■ TASK INSTRUCTIONS: Produce an exact copy of all the data below, dropping every image.

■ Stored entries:
********
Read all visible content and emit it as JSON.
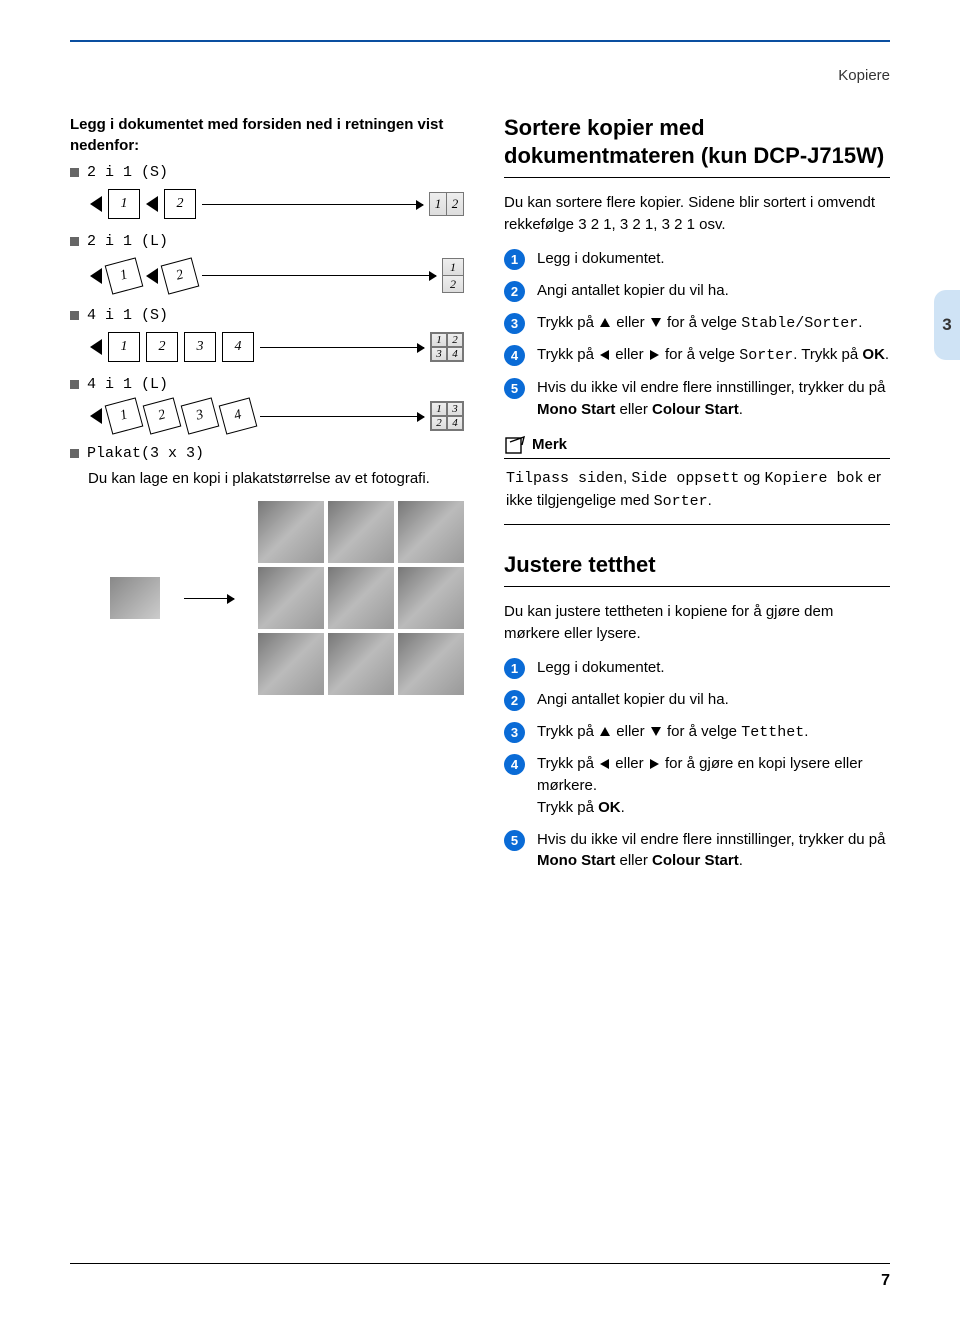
{
  "header": {
    "chapter": "Kopiere"
  },
  "tab": {
    "num": "3"
  },
  "left": {
    "intro": "Legg i dokumentet med forsiden ned i retningen vist nedenfor:",
    "items": {
      "a": "2 i 1 (S)",
      "b": "2 i 1 (L)",
      "c": "4 i 1 (S)",
      "d": "4 i 1 (L)",
      "e": "Plakat(3 x 3)"
    },
    "poster_desc": "Du kan lage en kopi i plakatstørrelse av et fotografi."
  },
  "right": {
    "sec1_title": "Sortere kopier med dokumentmateren (kun DCP-J715W)",
    "sec1_intro": "Du kan sortere flere kopier. Sidene blir sortert i omvendt rekkefølge 3 2 1, 3 2 1, 3 2 1 osv.",
    "steps1": {
      "s1": "Legg i dokumentet.",
      "s2": "Angi antallet kopier du vil ha.",
      "s3a": "Trykk på ",
      "s3b": " eller ",
      "s3c": " for å velge ",
      "s3d": "Stable/Sorter",
      "s3e": ".",
      "s4a": "Trykk på ",
      "s4b": " eller ",
      "s4c": " for å velge ",
      "s4d": "Sorter",
      "s4e": ". Trykk på ",
      "s4f": "OK",
      "s4g": ".",
      "s5a": "Hvis du ikke vil endre flere innstillinger, trykker du på ",
      "s5b": "Mono Start",
      "s5c": " eller ",
      "s5d": "Colour Start",
      "s5e": "."
    },
    "note_label": "Merk",
    "note": {
      "a": "Tilpass siden",
      "b": ", ",
      "c": "Side oppsett",
      "d": " og ",
      "e": "Kopiere bok",
      "f": " er ikke tilgjengelige med ",
      "g": "Sorter",
      "h": "."
    },
    "sec2_title": "Justere tetthet",
    "sec2_intro": "Du kan justere tettheten i kopiene for å gjøre dem mørkere eller lysere.",
    "steps2": {
      "s1": "Legg i dokumentet.",
      "s2": "Angi antallet kopier du vil ha.",
      "s3a": "Trykk på ",
      "s3b": " eller ",
      "s3c": " for å velge ",
      "s3d": "Tetthet",
      "s3e": ".",
      "s4a": "Trykk på ",
      "s4b": " eller ",
      "s4c": " for å gjøre en kopi lysere eller mørkere.",
      "s4d": "Trykk på ",
      "s4e": "OK",
      "s4f": ".",
      "s5a": "Hvis du ikke vil endre flere innstillinger, trykker du på ",
      "s5b": "Mono Start",
      "s5c": " eller ",
      "s5d": "Colour Start",
      "s5e": "."
    }
  },
  "page_number": "7"
}
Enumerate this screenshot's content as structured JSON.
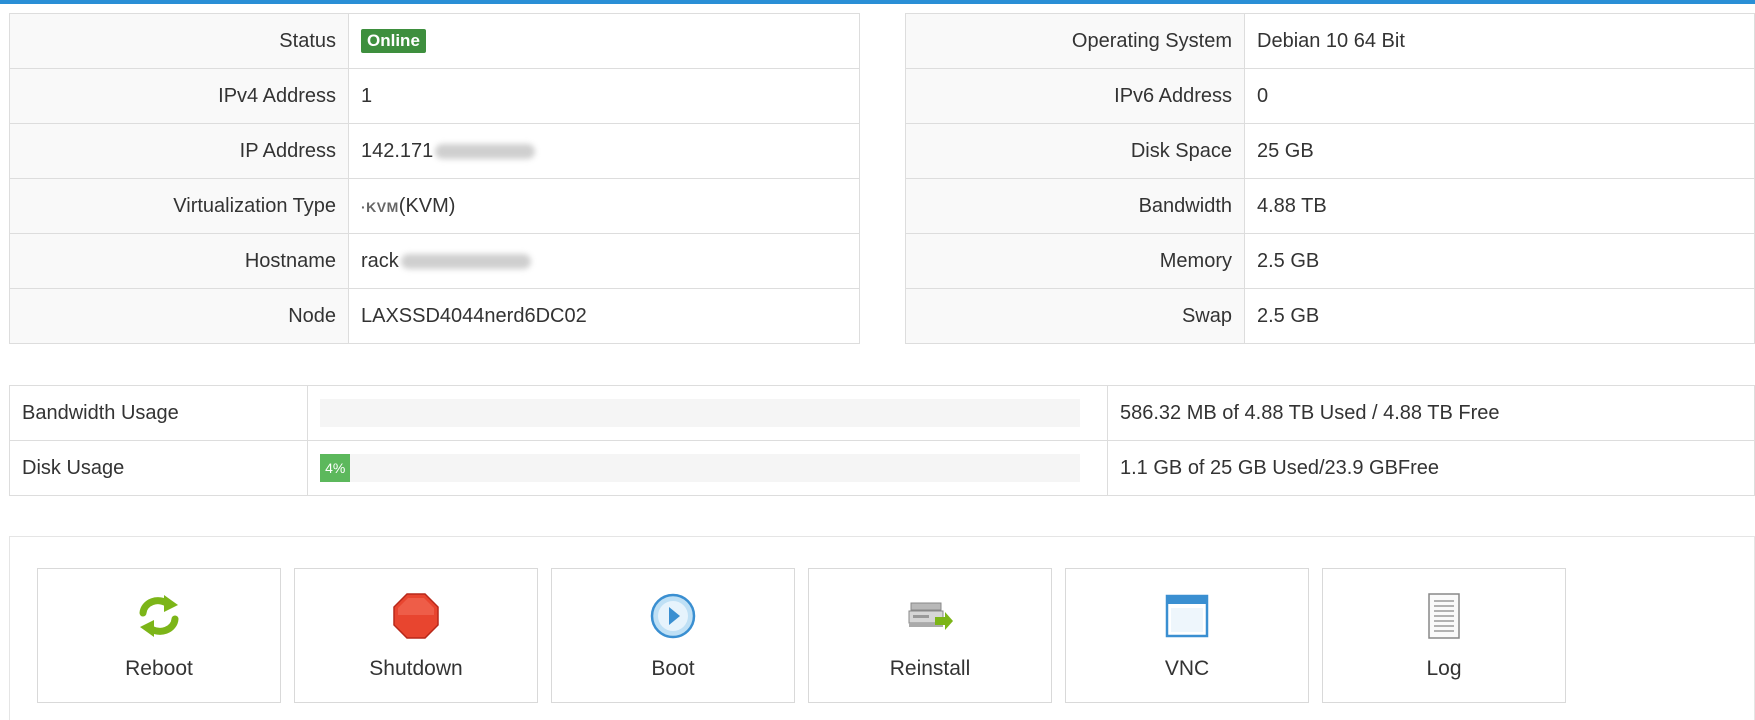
********
■ IN RESPONSE:
Read all visible content and emit it as JSON.
{
  "header": {
    "chapter": "Kopiere"
  },
  "tab": {
    "num": "3"
  },
  "left": {
    "intro": "Legg i dokumentet med forsiden ned i retningen vist nedenfor:",
    "items": {
      "a": "2 i 1 (S)",
      "b": "2 i 1 (L)",
      "c": "4 i 1 (S)",
      "d": "4 i 1 (L)",
      "e": "Plakat(3 x 3)"
    },
    "poster_desc": "Du kan lage en kopi i plakatstørrelse av et fotografi."
  },
  "right": {
    "sec1_title": "Sortere kopier med dokumentmateren (kun DCP-J715W)",
    "sec1_intro": "Du kan sortere flere kopier. Sidene blir sortert i omvendt rekkefølge 3 2 1, 3 2 1, 3 2 1 osv.",
    "steps1": {
      "s1": "Legg i dokumentet.",
      "s2": "Angi antallet kopier du vil ha.",
      "s3a": "Trykk på ",
      "s3b": " eller ",
      "s3c": " for å velge ",
      "s3d": "Stable/Sorter",
      "s3e": ".",
      "s4a": "Trykk på ",
      "s4b": " eller ",
      "s4c": " for å velge ",
      "s4d": "Sorter",
      "s4e": ". Trykk på ",
      "s4f": "OK",
      "s4g": ".",
      "s5a": "Hvis du ikke vil endre flere innstillinger, trykker du på ",
      "s5b": "Mono Start",
      "s5c": " eller ",
      "s5d": "Colour Start",
      "s5e": "."
    },
    "note_label": "Merk",
    "note": {
      "a": "Tilpass siden",
      "b": ", ",
      "c": "Side oppsett",
      "d": " og ",
      "e": "Kopiere bok",
      "f": " er ikke tilgjengelige med ",
      "g": "Sorter",
      "h": "."
    },
    "sec2_title": "Justere tetthet",
    "sec2_intro": "Du kan justere tettheten i kopiene for å gjøre dem mørkere eller lysere.",
    "steps2": {
      "s1": "Legg i dokumentet.",
      "s2": "Angi antallet kopier du vil ha.",
      "s3a": "Trykk på ",
      "s3b": " eller ",
      "s3c": " for å velge ",
      "s3d": "Tetthet",
      "s3e": ".",
      "s4a": "Trykk på ",
      "s4b": " eller ",
      "s4c": " for å gjøre en kopi lysere eller mørkere.",
      "s4d": "Trykk på ",
      "s4e": "OK",
      "s4f": ".",
      "s5a": "Hvis du ikke vil endre flere innstillinger, trykker du på ",
      "s5b": "Mono Start",
      "s5c": " eller ",
      "s5d": "Colour Start",
      "s5e": "."
    }
  },
  "page_number": "7"
}
Enumerate this screenshot's content as structured JSON.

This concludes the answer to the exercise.